Collected data:
•••••
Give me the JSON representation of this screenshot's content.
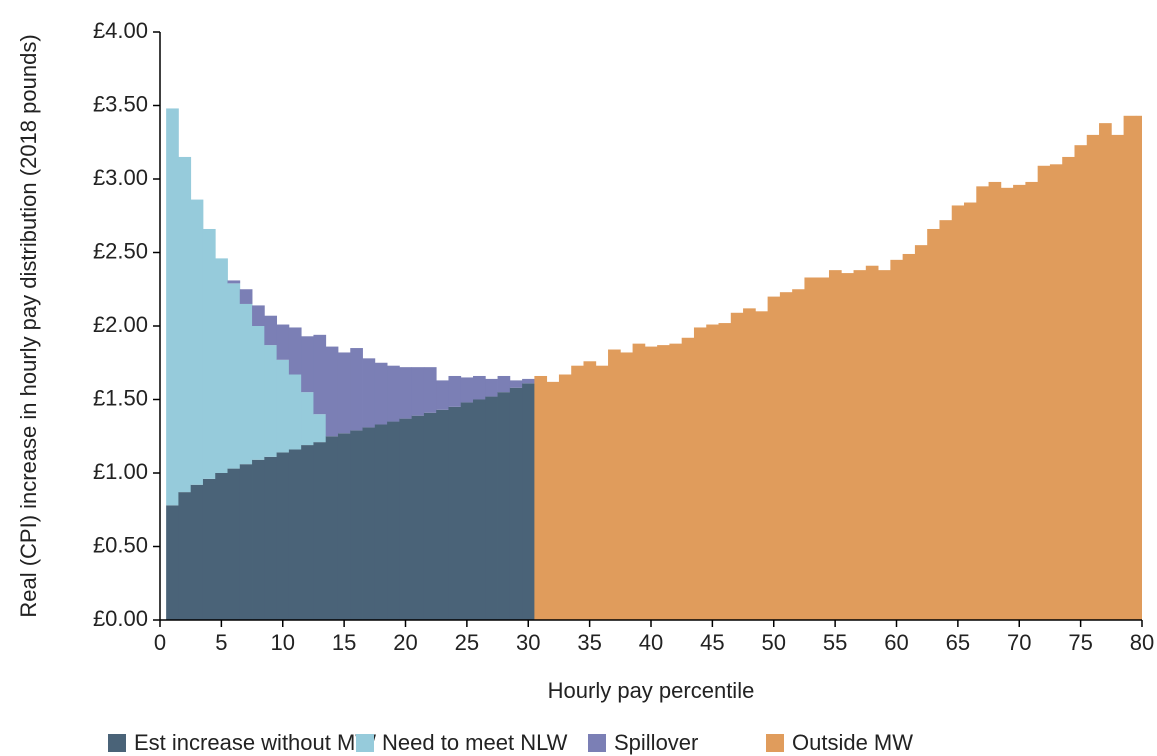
{
  "chart_data": {
    "type": "bar",
    "stacked": true,
    "x_label": "Hourly pay percentile",
    "y_label": "Real (CPI) increase in hourly pay distribution (2018 pounds)",
    "x": [
      1,
      2,
      3,
      4,
      5,
      6,
      7,
      8,
      9,
      10,
      11,
      12,
      13,
      14,
      15,
      16,
      17,
      18,
      19,
      20,
      21,
      22,
      23,
      24,
      25,
      26,
      27,
      28,
      29,
      30,
      31,
      32,
      33,
      34,
      35,
      36,
      37,
      38,
      39,
      40,
      41,
      42,
      43,
      44,
      45,
      46,
      47,
      48,
      49,
      50,
      51,
      52,
      53,
      54,
      55,
      56,
      57,
      58,
      59,
      60,
      61,
      62,
      63,
      64,
      65,
      66,
      67,
      68,
      69,
      70,
      71,
      72,
      73,
      74,
      75,
      76,
      77,
      78,
      79,
      80
    ],
    "series": [
      {
        "name": "Est increase without MW",
        "color": "#4a6378",
        "values": [
          0.78,
          0.87,
          0.92,
          0.96,
          1.0,
          1.03,
          1.06,
          1.09,
          1.11,
          1.14,
          1.16,
          1.19,
          1.21,
          1.25,
          1.27,
          1.29,
          1.31,
          1.33,
          1.35,
          1.37,
          1.39,
          1.41,
          1.43,
          1.45,
          1.48,
          1.5,
          1.52,
          1.55,
          1.58,
          1.61,
          null,
          null,
          null,
          null,
          null,
          null,
          null,
          null,
          null,
          null,
          null,
          null,
          null,
          null,
          null,
          null,
          null,
          null,
          null,
          null,
          null,
          null,
          null,
          null,
          null,
          null,
          null,
          null,
          null,
          null,
          null,
          null,
          null,
          null,
          null,
          null,
          null,
          null,
          null,
          null,
          null,
          null,
          null,
          null,
          null,
          null,
          null,
          null,
          null,
          null
        ]
      },
      {
        "name": "Need to meet NLW",
        "color": "#96cbdb",
        "values": [
          2.7,
          2.28,
          1.94,
          1.7,
          1.46,
          1.26,
          1.09,
          0.91,
          0.76,
          0.63,
          0.51,
          0.36,
          0.19,
          null,
          null,
          null,
          null,
          null,
          null,
          null,
          null,
          null,
          null,
          null,
          null,
          null,
          null,
          null,
          null,
          null,
          null,
          null,
          null,
          null,
          null,
          null,
          null,
          null,
          null,
          null,
          null,
          null,
          null,
          null,
          null,
          null,
          null,
          null,
          null,
          null,
          null,
          null,
          null,
          null,
          null,
          null,
          null,
          null,
          null,
          null,
          null,
          null,
          null,
          null,
          null,
          null,
          null,
          null,
          null,
          null,
          null,
          null,
          null,
          null,
          null,
          null,
          null,
          null,
          null,
          null
        ]
      },
      {
        "name": "Spillover",
        "color": "#7b7fb5",
        "values": [
          null,
          null,
          null,
          null,
          null,
          0.02,
          0.1,
          0.14,
          0.2,
          0.24,
          0.32,
          0.38,
          0.54,
          0.61,
          0.55,
          0.56,
          0.47,
          0.42,
          0.38,
          0.35,
          0.33,
          0.31,
          0.2,
          0.21,
          0.17,
          0.16,
          0.12,
          0.11,
          0.05,
          0.03,
          null,
          null,
          null,
          null,
          null,
          null,
          null,
          null,
          null,
          null,
          null,
          null,
          null,
          null,
          null,
          null,
          null,
          null,
          null,
          null,
          null,
          null,
          null,
          null,
          null,
          null,
          null,
          null,
          null,
          null,
          null,
          null,
          null,
          null,
          null,
          null,
          null,
          null,
          null,
          null,
          null,
          null,
          null,
          null,
          null,
          null,
          null,
          null,
          null,
          null
        ]
      },
      {
        "name": "Outside MW",
        "color": "#e09c5c",
        "values": [
          null,
          null,
          null,
          null,
          null,
          null,
          null,
          null,
          null,
          null,
          null,
          null,
          null,
          null,
          null,
          null,
          null,
          null,
          null,
          null,
          null,
          null,
          null,
          null,
          null,
          null,
          null,
          null,
          null,
          null,
          1.66,
          1.62,
          1.67,
          1.73,
          1.76,
          1.73,
          1.84,
          1.82,
          1.88,
          1.86,
          1.87,
          1.88,
          1.92,
          1.99,
          2.01,
          2.02,
          2.09,
          2.12,
          2.1,
          2.2,
          2.23,
          2.25,
          2.33,
          2.33,
          2.38,
          2.36,
          2.38,
          2.41,
          2.38,
          2.45,
          2.49,
          2.55,
          2.66,
          2.72,
          2.82,
          2.84,
          2.95,
          2.98,
          2.94,
          2.96,
          2.98,
          3.09,
          3.1,
          3.15,
          3.23,
          3.3,
          3.38,
          3.3,
          3.43,
          3.43
        ]
      }
    ],
    "xlim": [
      0,
      80
    ],
    "xticks": [
      0,
      5,
      10,
      15,
      20,
      25,
      30,
      35,
      40,
      45,
      50,
      55,
      60,
      65,
      70,
      75,
      80
    ],
    "ylim": [
      0,
      4
    ],
    "yticks": [
      {
        "value": 0,
        "label": "£0.00"
      },
      {
        "value": 0.5,
        "label": "£0.50"
      },
      {
        "value": 1,
        "label": "£1.00"
      },
      {
        "value": 1.5,
        "label": "£1.50"
      },
      {
        "value": 2,
        "label": "£2.00"
      },
      {
        "value": 2.5,
        "label": "£2.50"
      },
      {
        "value": 3,
        "label": "£3.00"
      },
      {
        "value": 3.5,
        "label": "£3.50"
      },
      {
        "value": 4,
        "label": "£4.00"
      }
    ],
    "grid": false,
    "legend": "bottom"
  }
}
•••••
» **INSTRUCTIONS FOR THE TASK**
Using the material above, retype each entry exactly and omit the pictures.

» **RESULT OF THE EXERCISE**
Give me the JSON representation of this screenshot's content.
{
  "chart_data": {
    "type": "bar",
    "stacked": true,
    "x_label": "Hourly pay percentile",
    "y_label": "Real (CPI) increase in hourly pay distribution (2018 pounds)",
    "x": [
      1,
      2,
      3,
      4,
      5,
      6,
      7,
      8,
      9,
      10,
      11,
      12,
      13,
      14,
      15,
      16,
      17,
      18,
      19,
      20,
      21,
      22,
      23,
      24,
      25,
      26,
      27,
      28,
      29,
      30,
      31,
      32,
      33,
      34,
      35,
      36,
      37,
      38,
      39,
      40,
      41,
      42,
      43,
      44,
      45,
      46,
      47,
      48,
      49,
      50,
      51,
      52,
      53,
      54,
      55,
      56,
      57,
      58,
      59,
      60,
      61,
      62,
      63,
      64,
      65,
      66,
      67,
      68,
      69,
      70,
      71,
      72,
      73,
      74,
      75,
      76,
      77,
      78,
      79,
      80
    ],
    "series": [
      {
        "name": "Est increase without MW",
        "color": "#4a6378",
        "values": [
          0.78,
          0.87,
          0.92,
          0.96,
          1.0,
          1.03,
          1.06,
          1.09,
          1.11,
          1.14,
          1.16,
          1.19,
          1.21,
          1.25,
          1.27,
          1.29,
          1.31,
          1.33,
          1.35,
          1.37,
          1.39,
          1.41,
          1.43,
          1.45,
          1.48,
          1.5,
          1.52,
          1.55,
          1.58,
          1.61,
          null,
          null,
          null,
          null,
          null,
          null,
          null,
          null,
          null,
          null,
          null,
          null,
          null,
          null,
          null,
          null,
          null,
          null,
          null,
          null,
          null,
          null,
          null,
          null,
          null,
          null,
          null,
          null,
          null,
          null,
          null,
          null,
          null,
          null,
          null,
          null,
          null,
          null,
          null,
          null,
          null,
          null,
          null,
          null,
          null,
          null,
          null,
          null,
          null,
          null
        ]
      },
      {
        "name": "Need to meet NLW",
        "color": "#96cbdb",
        "values": [
          2.7,
          2.28,
          1.94,
          1.7,
          1.46,
          1.26,
          1.09,
          0.91,
          0.76,
          0.63,
          0.51,
          0.36,
          0.19,
          null,
          null,
          null,
          null,
          null,
          null,
          null,
          null,
          null,
          null,
          null,
          null,
          null,
          null,
          null,
          null,
          null,
          null,
          null,
          null,
          null,
          null,
          null,
          null,
          null,
          null,
          null,
          null,
          null,
          null,
          null,
          null,
          null,
          null,
          null,
          null,
          null,
          null,
          null,
          null,
          null,
          null,
          null,
          null,
          null,
          null,
          null,
          null,
          null,
          null,
          null,
          null,
          null,
          null,
          null,
          null,
          null,
          null,
          null,
          null,
          null,
          null,
          null,
          null,
          null,
          null,
          null
        ]
      },
      {
        "name": "Spillover",
        "color": "#7b7fb5",
        "values": [
          null,
          null,
          null,
          null,
          null,
          0.02,
          0.1,
          0.14,
          0.2,
          0.24,
          0.32,
          0.38,
          0.54,
          0.61,
          0.55,
          0.56,
          0.47,
          0.42,
          0.38,
          0.35,
          0.33,
          0.31,
          0.2,
          0.21,
          0.17,
          0.16,
          0.12,
          0.11,
          0.05,
          0.03,
          null,
          null,
          null,
          null,
          null,
          null,
          null,
          null,
          null,
          null,
          null,
          null,
          null,
          null,
          null,
          null,
          null,
          null,
          null,
          null,
          null,
          null,
          null,
          null,
          null,
          null,
          null,
          null,
          null,
          null,
          null,
          null,
          null,
          null,
          null,
          null,
          null,
          null,
          null,
          null,
          null,
          null,
          null,
          null,
          null,
          null,
          null,
          null,
          null,
          null
        ]
      },
      {
        "name": "Outside MW",
        "color": "#e09c5c",
        "values": [
          null,
          null,
          null,
          null,
          null,
          null,
          null,
          null,
          null,
          null,
          null,
          null,
          null,
          null,
          null,
          null,
          null,
          null,
          null,
          null,
          null,
          null,
          null,
          null,
          null,
          null,
          null,
          null,
          null,
          null,
          1.66,
          1.62,
          1.67,
          1.73,
          1.76,
          1.73,
          1.84,
          1.82,
          1.88,
          1.86,
          1.87,
          1.88,
          1.92,
          1.99,
          2.01,
          2.02,
          2.09,
          2.12,
          2.1,
          2.2,
          2.23,
          2.25,
          2.33,
          2.33,
          2.38,
          2.36,
          2.38,
          2.41,
          2.38,
          2.45,
          2.49,
          2.55,
          2.66,
          2.72,
          2.82,
          2.84,
          2.95,
          2.98,
          2.94,
          2.96,
          2.98,
          3.09,
          3.1,
          3.15,
          3.23,
          3.3,
          3.38,
          3.3,
          3.43,
          3.43
        ]
      }
    ],
    "xlim": [
      0,
      80
    ],
    "xticks": [
      0,
      5,
      10,
      15,
      20,
      25,
      30,
      35,
      40,
      45,
      50,
      55,
      60,
      65,
      70,
      75,
      80
    ],
    "ylim": [
      0,
      4
    ],
    "yticks": [
      {
        "value": 0,
        "label": "£0.00"
      },
      {
        "value": 0.5,
        "label": "£0.50"
      },
      {
        "value": 1,
        "label": "£1.00"
      },
      {
        "value": 1.5,
        "label": "£1.50"
      },
      {
        "value": 2,
        "label": "£2.00"
      },
      {
        "value": 2.5,
        "label": "£2.50"
      },
      {
        "value": 3,
        "label": "£3.00"
      },
      {
        "value": 3.5,
        "label": "£3.50"
      },
      {
        "value": 4,
        "label": "£4.00"
      }
    ],
    "grid": false,
    "legend": "bottom"
  }
}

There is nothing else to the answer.